-- BEGIN --

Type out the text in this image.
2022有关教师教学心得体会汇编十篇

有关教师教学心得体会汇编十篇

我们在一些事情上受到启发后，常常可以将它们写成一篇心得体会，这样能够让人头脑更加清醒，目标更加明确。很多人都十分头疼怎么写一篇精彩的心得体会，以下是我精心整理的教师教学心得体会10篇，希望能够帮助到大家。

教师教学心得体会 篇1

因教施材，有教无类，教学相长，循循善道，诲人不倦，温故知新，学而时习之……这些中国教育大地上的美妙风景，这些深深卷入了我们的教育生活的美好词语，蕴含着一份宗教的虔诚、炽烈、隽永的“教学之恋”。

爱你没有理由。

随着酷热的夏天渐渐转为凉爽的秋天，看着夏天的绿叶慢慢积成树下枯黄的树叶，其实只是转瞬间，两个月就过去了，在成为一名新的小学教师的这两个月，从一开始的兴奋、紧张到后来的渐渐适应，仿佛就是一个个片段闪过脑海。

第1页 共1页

-- END --

Write out the data again, exactly and in full.

◆ Reply
Type out the text in this image.
2022有关教师教学心得体会汇编十篇

有关教师教学心得体会汇编十篇

我们在一些事情上受到启发后，常常可以将它们写成一篇心得体会，这样能够让人头脑更加清醒，目标更加明确。很多人都十分头疼怎么写一篇精彩的心得体会，以下是我精心整理的教师教学心得体会10篇，希望能够帮助到大家。

教师教学心得体会 篇1

因教施材，有教无类，教学相长，循循善道，诲人不倦，温故知新，学而时习之……这些中国教育大地上的美妙风景，这些深深卷入了我们的教育生活的美好词语，蕴含着一份宗教的虔诚、炽烈、隽永的“教学之恋”。

爱你没有理由。

随着酷热的夏天渐渐转为凉爽的秋天，看着夏天的绿叶慢慢积成树下枯黄的树叶，其实只是转瞬间，两个月就过去了，在成为一名新的小学教师的这两个月，从一开始的兴奋、紧张到后来的渐渐适应，仿佛就是一个个片段闪过脑海。

第1页 共1页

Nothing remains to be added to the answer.